══ Data for processing

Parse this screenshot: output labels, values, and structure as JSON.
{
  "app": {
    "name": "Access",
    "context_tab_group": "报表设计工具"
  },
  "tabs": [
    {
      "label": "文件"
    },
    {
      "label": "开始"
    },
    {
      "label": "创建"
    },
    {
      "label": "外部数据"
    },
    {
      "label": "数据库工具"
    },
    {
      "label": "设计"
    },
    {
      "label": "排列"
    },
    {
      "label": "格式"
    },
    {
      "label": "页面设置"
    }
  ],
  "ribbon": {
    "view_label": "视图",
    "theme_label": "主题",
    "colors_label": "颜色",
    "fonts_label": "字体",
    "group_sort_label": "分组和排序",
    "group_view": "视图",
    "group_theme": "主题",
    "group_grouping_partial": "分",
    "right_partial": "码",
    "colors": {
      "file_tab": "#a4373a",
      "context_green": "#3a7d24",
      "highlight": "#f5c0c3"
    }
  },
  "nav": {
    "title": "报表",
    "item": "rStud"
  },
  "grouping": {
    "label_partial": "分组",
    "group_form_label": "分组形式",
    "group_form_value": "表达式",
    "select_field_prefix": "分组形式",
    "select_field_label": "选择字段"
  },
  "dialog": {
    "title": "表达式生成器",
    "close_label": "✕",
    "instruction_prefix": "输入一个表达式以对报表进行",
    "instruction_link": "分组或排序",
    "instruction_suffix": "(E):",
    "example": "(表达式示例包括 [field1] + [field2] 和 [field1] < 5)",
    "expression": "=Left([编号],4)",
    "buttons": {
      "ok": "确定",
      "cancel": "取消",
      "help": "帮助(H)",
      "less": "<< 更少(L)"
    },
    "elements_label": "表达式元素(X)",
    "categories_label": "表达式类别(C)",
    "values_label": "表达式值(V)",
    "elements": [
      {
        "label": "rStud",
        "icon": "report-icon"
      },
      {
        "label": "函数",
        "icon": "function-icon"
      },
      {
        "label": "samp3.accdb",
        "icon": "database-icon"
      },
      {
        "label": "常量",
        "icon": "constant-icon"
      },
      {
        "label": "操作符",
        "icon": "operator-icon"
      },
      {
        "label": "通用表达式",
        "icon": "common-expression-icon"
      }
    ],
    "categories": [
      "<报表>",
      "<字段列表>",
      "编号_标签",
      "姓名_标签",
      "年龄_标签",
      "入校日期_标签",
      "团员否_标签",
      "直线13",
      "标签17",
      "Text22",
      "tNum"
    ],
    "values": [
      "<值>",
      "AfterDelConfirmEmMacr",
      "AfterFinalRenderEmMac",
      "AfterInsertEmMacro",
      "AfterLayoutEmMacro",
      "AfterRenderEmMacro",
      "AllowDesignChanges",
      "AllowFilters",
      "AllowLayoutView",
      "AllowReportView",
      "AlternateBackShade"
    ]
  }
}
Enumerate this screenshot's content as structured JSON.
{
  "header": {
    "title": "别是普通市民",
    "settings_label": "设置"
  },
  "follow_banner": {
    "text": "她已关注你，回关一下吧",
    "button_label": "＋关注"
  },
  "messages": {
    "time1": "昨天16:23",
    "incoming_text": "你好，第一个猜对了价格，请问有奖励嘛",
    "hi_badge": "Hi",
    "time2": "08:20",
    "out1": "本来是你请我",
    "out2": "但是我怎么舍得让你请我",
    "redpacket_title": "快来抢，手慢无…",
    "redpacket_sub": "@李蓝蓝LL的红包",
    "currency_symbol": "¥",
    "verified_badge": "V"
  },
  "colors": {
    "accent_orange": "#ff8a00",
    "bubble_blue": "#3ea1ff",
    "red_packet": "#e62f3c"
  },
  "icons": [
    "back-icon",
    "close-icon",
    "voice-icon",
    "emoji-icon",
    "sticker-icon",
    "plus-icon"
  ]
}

════

Requirements
The records above need to be transcribed in full. Keep every character unchanged.

Exercise result
Parse this screenshot: output labels, values, and structure as JSON.
{
  "app": {
    "name": "Access",
    "context_tab_group": "报表设计工具"
  },
  "tabs": [
    {
      "label": "文件"
    },
    {
      "label": "开始"
    },
    {
      "label": "创建"
    },
    {
      "label": "外部数据"
    },
    {
      "label": "数据库工具"
    },
    {
      "label": "设计"
    },
    {
      "label": "排列"
    },
    {
      "label": "格式"
    },
    {
      "label": "页面设置"
    }
  ],
  "ribbon": {
    "view_label": "视图",
    "theme_label": "主题",
    "colors_label": "颜色",
    "fonts_label": "字体",
    "group_sort_label": "分组和排序",
    "group_view": "视图",
    "group_theme": "主题",
    "group_grouping_partial": "分",
    "right_partial": "码",
    "colors": {
      "file_tab": "#a4373a",
      "context_green": "#3a7d24",
      "highlight": "#f5c0c3"
    }
  },
  "nav": {
    "title": "报表",
    "item": "rStud"
  },
  "grouping": {
    "label_partial": "分组",
    "group_form_label": "分组形式",
    "group_form_value": "表达式",
    "select_field_prefix": "分组形式",
    "select_field_label": "选择字段"
  },
  "dialog": {
    "title": "表达式生成器",
    "close_label": "✕",
    "instruction_prefix": "输入一个表达式以对报表进行",
    "instruction_link": "分组或排序",
    "instruction_suffix": "(E):",
    "example": "(表达式示例包括 [field1] + [field2] 和 [field1] < 5)",
    "expression": "=Left([编号],4)",
    "buttons": {
      "ok": "确定",
      "cancel": "取消",
      "help": "帮助(H)",
      "less": "<< 更少(L)"
    },
    "elements_label": "表达式元素(X)",
    "categories_label": "表达式类别(C)",
    "values_label": "表达式值(V)",
    "elements": [
      {
        "label": "rStud",
        "icon": "report-icon"
      },
      {
        "label": "函数",
        "icon": "function-icon"
      },
      {
        "label": "samp3.accdb",
        "icon": "database-icon"
      },
      {
        "label": "常量",
        "icon": "constant-icon"
      },
      {
        "label": "操作符",
        "icon": "operator-icon"
      },
      {
        "label": "通用表达式",
        "icon": "common-expression-icon"
      }
    ],
    "categories": [
      "<报表>",
      "<字段列表>",
      "编号_标签",
      "姓名_标签",
      "年龄_标签",
      "入校日期_标签",
      "团员否_标签",
      "直线13",
      "标签17",
      "Text22",
      "tNum"
    ],
    "values": [
      "<值>",
      "AfterDelConfirmEmMacr",
      "AfterFinalRenderEmMac",
      "AfterInsertEmMacro",
      "AfterLayoutEmMacro",
      "AfterRenderEmMacro",
      "AllowDesignChanges",
      "AllowFilters",
      "AllowLayoutView",
      "AllowReportView",
      "AlternateBackShade"
    ]
  }
}
Enumerate this screenshot's content as structured JSON.
{
  "header": {
    "title": "别是普通市民",
    "settings_label": "设置"
  },
  "follow_banner": {
    "text": "她已关注你，回关一下吧",
    "button_label": "＋关注"
  },
  "messages": {
    "time1": "昨天16:23",
    "incoming_text": "你好，第一个猜对了价格，请问有奖励嘛",
    "hi_badge": "Hi",
    "time2": "08:20",
    "out1": "本来是你请我",
    "out2": "但是我怎么舍得让你请我",
    "redpacket_title": "快来抢，手慢无…",
    "redpacket_sub": "@李蓝蓝LL的红包",
    "currency_symbol": "¥",
    "verified_badge": "V"
  },
  "colors": {
    "accent_orange": "#ff8a00",
    "bubble_blue": "#3ea1ff",
    "red_packet": "#e62f3c"
  },
  "icons": [
    "back-icon",
    "close-icon",
    "voice-icon",
    "emoji-icon",
    "sticker-icon",
    "plus-icon"
  ]
}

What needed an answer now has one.